Your goal:
Set down all of the data that follows word for word, without the images.

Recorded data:

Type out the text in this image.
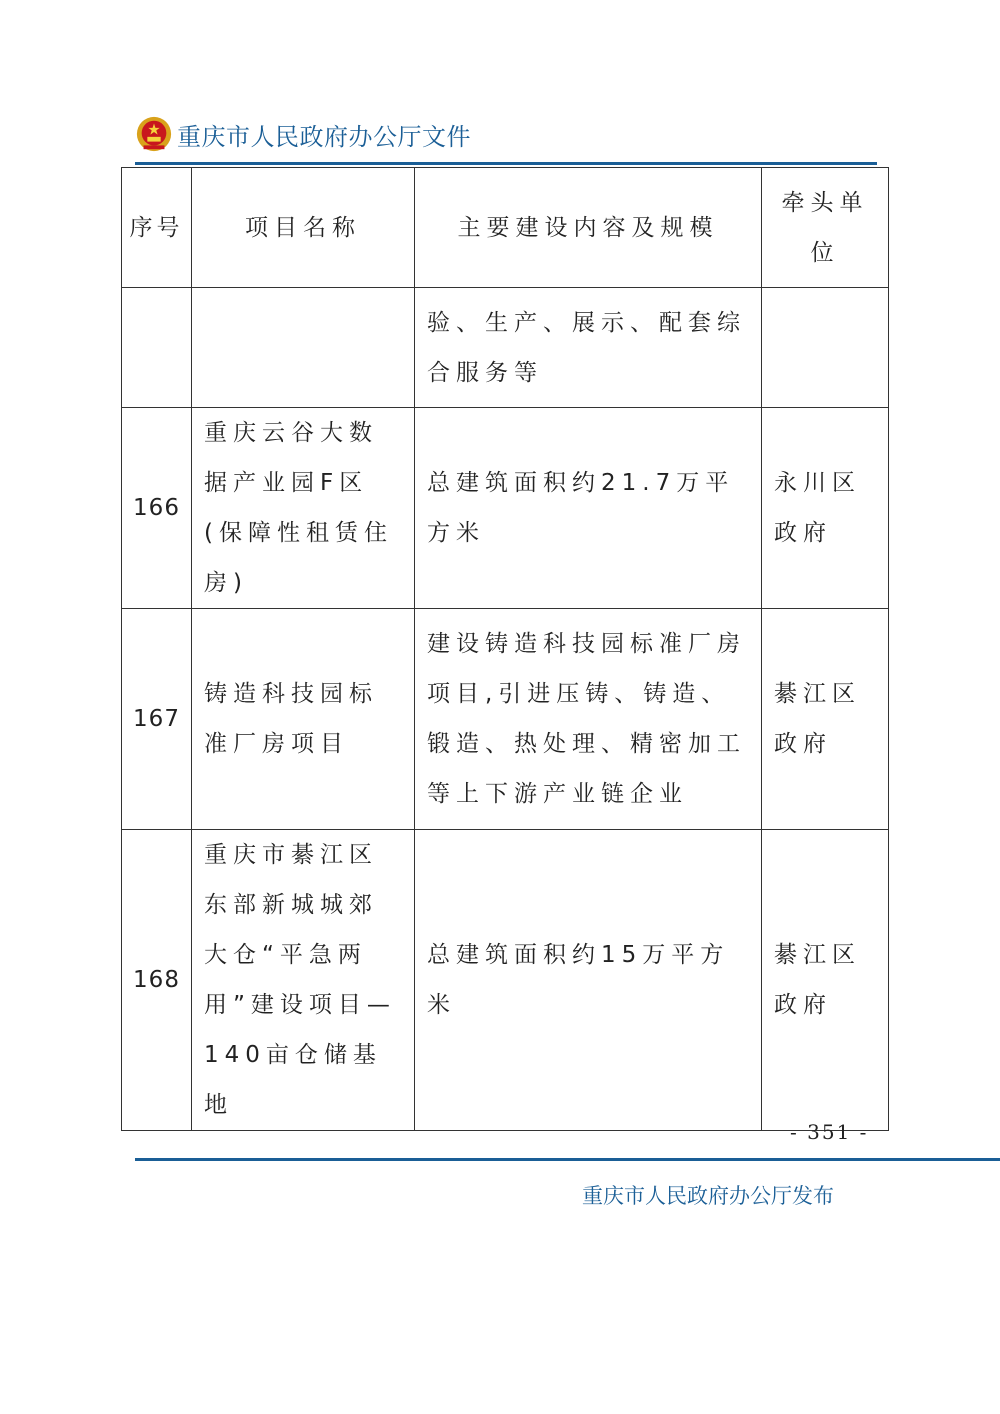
重庆市人民政府办公厅文件
序号	项目名称	主要建设内容及规模	牵头单位
		验、生产、展示、配套综合服务等	
166	重庆云谷大数据产业园F区(保障性租赁住房)	总建筑面积约21.7万平方米	永川区政府
167	铸造科技园标准厂房项目	建设铸造科技园标准厂房项目,引进压铸、铸造、锻造、热处理、精密加工等上下游产业链企业	綦江区政府
168	重庆市綦江区东部新城城郊大仓“平急两用”建设项目—140亩仓储基地	总建筑面积约15万平方米	綦江区政府
- 351 -
重庆市人民政府办公厅发布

Solution to this task:
Type out the text in this image.
重庆市人民政府办公厅文件
序号	项目名称	主要建设内容及规模	牵头单位
		验、生产、展示、配套综合服务等	
166	重庆云谷大数据产业园F区(保障性租赁住房)	总建筑面积约21.7万平方米	永川区政府
167	铸造科技园标准厂房项目	建设铸造科技园标准厂房项目,引进压铸、铸造、锻造、热处理、精密加工等上下游产业链企业	綦江区政府
168	重庆市綦江区东部新城城郊大仓“平急两用”建设项目—140亩仓储基地	总建筑面积约15万平方米	綦江区政府
- 351 -
重庆市人民政府办公厅发布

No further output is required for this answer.